WHAT TO WORK ON: Where a line below holds the string "จารณาเร", copy that line.

ROWS:
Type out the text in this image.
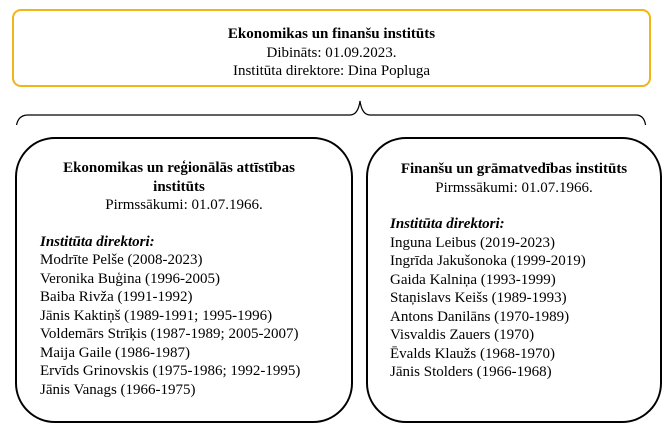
Ekonomikas un finanšu institūts
Dibināts: 01.09.2023.
Institūta direktore: Dina Popluga
Ekonomikas un reģionālās attīstības institūts
Pirmssākumi: 01.07.1966.
Institūta direktori:
Modrīte Pelše (2008-2023)
Veronika Buģina (1996-2005)
Baiba Rivža (1991-1992)
Jānis Kaktiņš (1989-1991; 1995-1996)
Voldemārs Strīķis (1987-1989; 2005-2007)
Maija Gaile (1986-1987)
Ervīds Grinovskis (1975-1986; 1992-1995)
Jānis Vanags (1966-1975)
Finanšu un grāmatvedības institūts
Pirmssākumi: 01.07.1966.
Institūta direktori:
Inguna Leibus (2019-2023)
Ingrīda Jakušonoka (1999-2019)
Gaida Kalniņa (1993-1999)
Staņislavs Keišs (1989-1993)
Antons Danilāns (1970-1989)
Visvaldis Zauers (1970)
Ēvalds Klaužs (1968-1970)
Jānis Stolders (1966-1968)
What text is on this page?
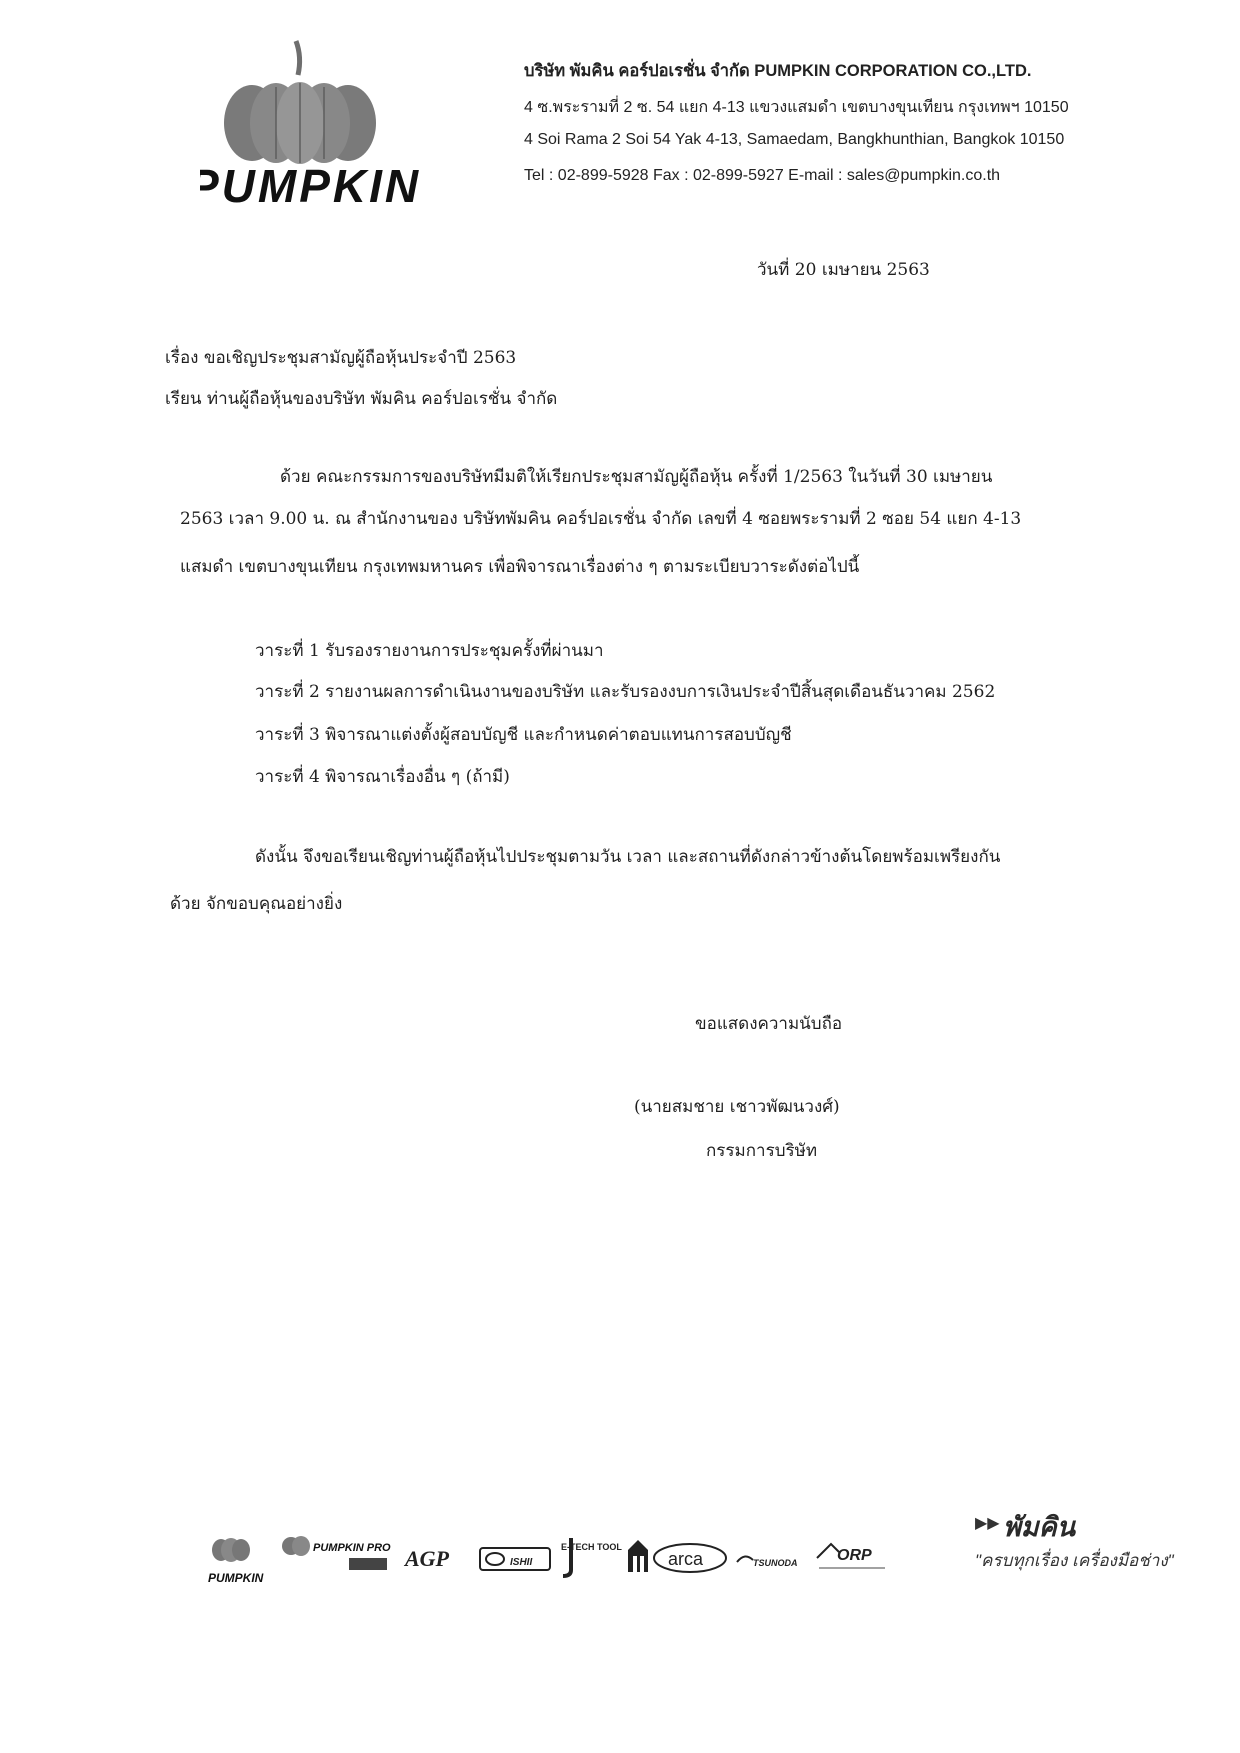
PUMPKIN
บริษัท พัมคิน คอร์ปอเรชั่น จำกัด PUMPKIN CORPORATION CO.,LTD.
4 ซ.พระรามที่ 2 ซ. 54 แยก 4-13 แขวงแสมดำ เขตบางขุนเทียน กรุงเทพฯ 10150
4 Soi Rama 2 Soi 54 Yak 4-13, Samaedam, Bangkhunthian, Bangkok 10150
Tel : 02-899-5928 Fax : 02-899-5927 E-mail : sales@pumpkin.co.th
วันที่ 20 เมษายน 2563
เรื่อง ขอเชิญประชุมสามัญผู้ถือหุ้นประจำปี 2563
เรียน ท่านผู้ถือหุ้นของบริษัท พัมคิน คอร์ปอเรชั่น จำกัด
ด้วย คณะกรรมการของบริษัทมีมติให้เรียกประชุมสามัญผู้ถือหุ้น ครั้งที่ 1/2563 ในวันที่ 30 เมษายน
2563 เวลา 9.00 น. ณ สำนักงานของ บริษัทพัมคิน คอร์ปอเรชั่น จำกัด เลขที่ 4 ซอยพระรามที่ 2 ซอย 54 แยก 4-13
แสมดำ เขตบางขุนเทียน กรุงเทพมหานคร เพื่อพิจารณาเรื่องต่าง ๆ ตามระเบียบวาระดังต่อไปนี้
วาระที่ 1 รับรองรายงานการประชุมครั้งที่ผ่านมา
วาระที่ 2 รายงานผลการดำเนินงานของบริษัท และรับรองงบการเงินประจำปีสิ้นสุดเดือนธันวาคม 2562
วาระที่ 3 พิจารณาแต่งตั้งผู้สอบบัญชี และกำหนดค่าตอบแทนการสอบบัญชี
วาระที่ 4 พิจารณาเรื่องอื่น ๆ (ถ้ามี)
ดังนั้น จึงขอเรียนเชิญท่านผู้ถือหุ้นไปประชุมตามวัน เวลา และสถานที่ดังกล่าวข้างต้นโดยพร้อมเพรียงกัน
ด้วย จักขอบคุณอย่างยิ่ง
ขอแสดงความนับถือ
(นายสมชาย เชาวพัฒนวงศ์)
กรรมการบริษัท
PUMPKIN
PUMPKIN PRO AGP	ISHII
E-TECH TOOL
arca	TSUNODA ORP
▶▶ พัมคิน
"ครบทุกเรื่อง เครื่องมือช่าง"
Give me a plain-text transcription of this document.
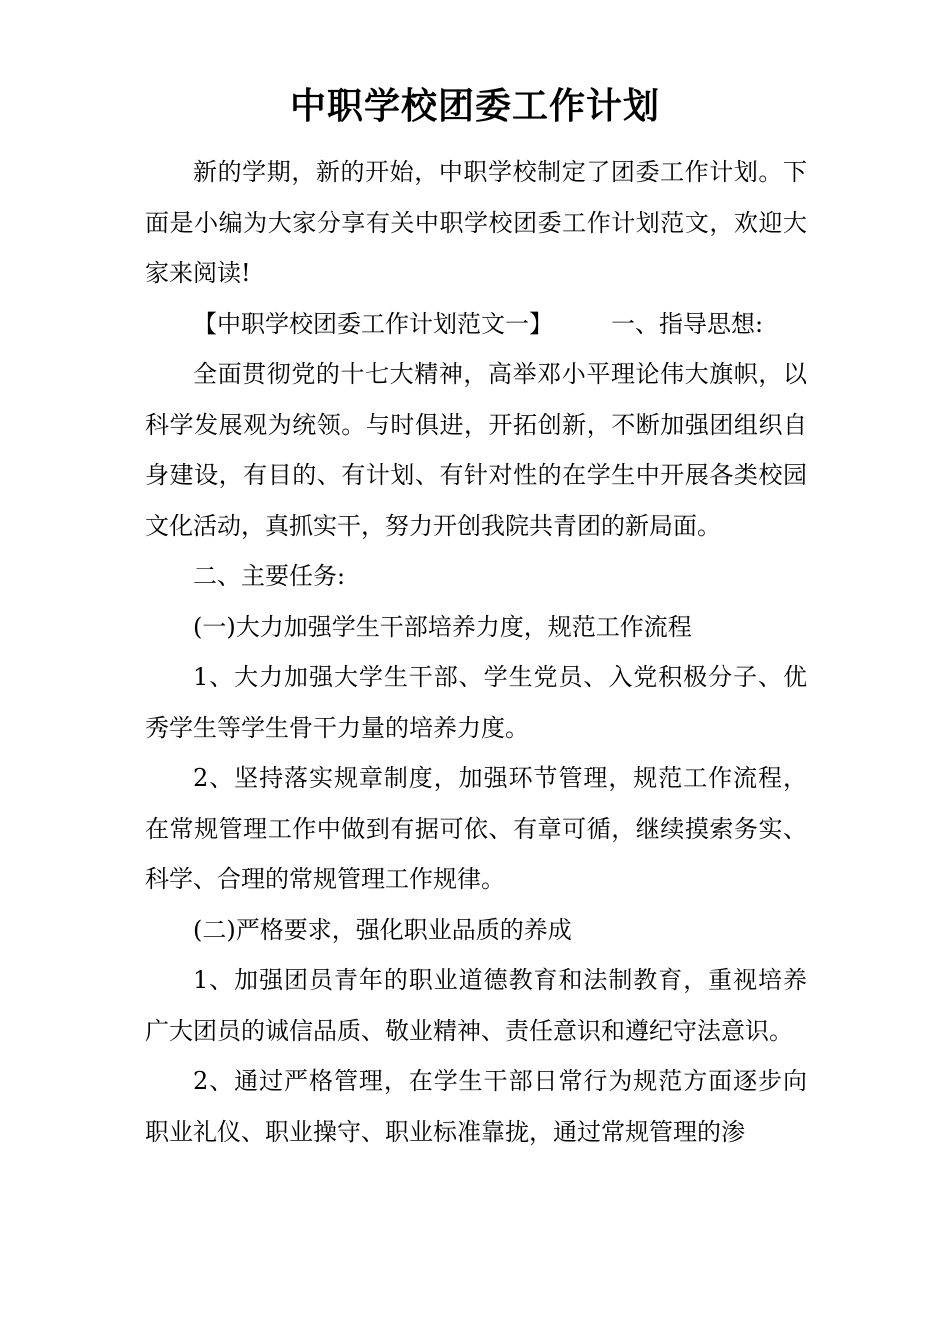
中职学校团委工作计划

新的学期，新的开始，中职学校制定了团委工作计划。下面是小编为大家分享有关中职学校团委工作计划范文，欢迎大家来阅读!

【中职学校团委工作计划范文一】 一、指导思想:

全面贯彻党的十七大精神，高举邓小平理论伟大旗帜，以科学发展观为统领。与时俱进，开拓创新，不断加强团组织自身建设，有目的、有计划、有针对性的在学生中开展各类校园文化活动，真抓实干，努力开创我院共青团的新局面。

二、主要任务:

(一)大力加强学生干部培养力度，规范工作流程

1、大力加强大学生干部、学生党员、入党积极分子、优秀学生等学生骨干力量的培养力度。

2、坚持落实规章制度，加强环节管理，规范工作流程，在常规管理工作中做到有据可依、有章可循，继续摸索务实、科学、合理的常规管理工作规律。

(二)严格要求，强化职业品质的养成

1、加强团员青年的职业道德教育和法制教育，重视培养广大团员的诚信品质、敬业精神、责任意识和遵纪守法意识。

2、通过严格管理，在学生干部日常行为规范方面逐步向职业礼仪、职业操守、职业标准靠拢，通过常规管理的渗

SOLUTION FOR THIS PROBLEM:
แสมดำ เขตบางขุนเทียน กรุงเทพมหานคร เพื่อพิจารณาเรื่องต่าง ๆ ตามระเบียบวาระดังต่อไปนี้
วาระที่ 4 พิจารณาเรื่องอื่น ๆ (ถ้ามี)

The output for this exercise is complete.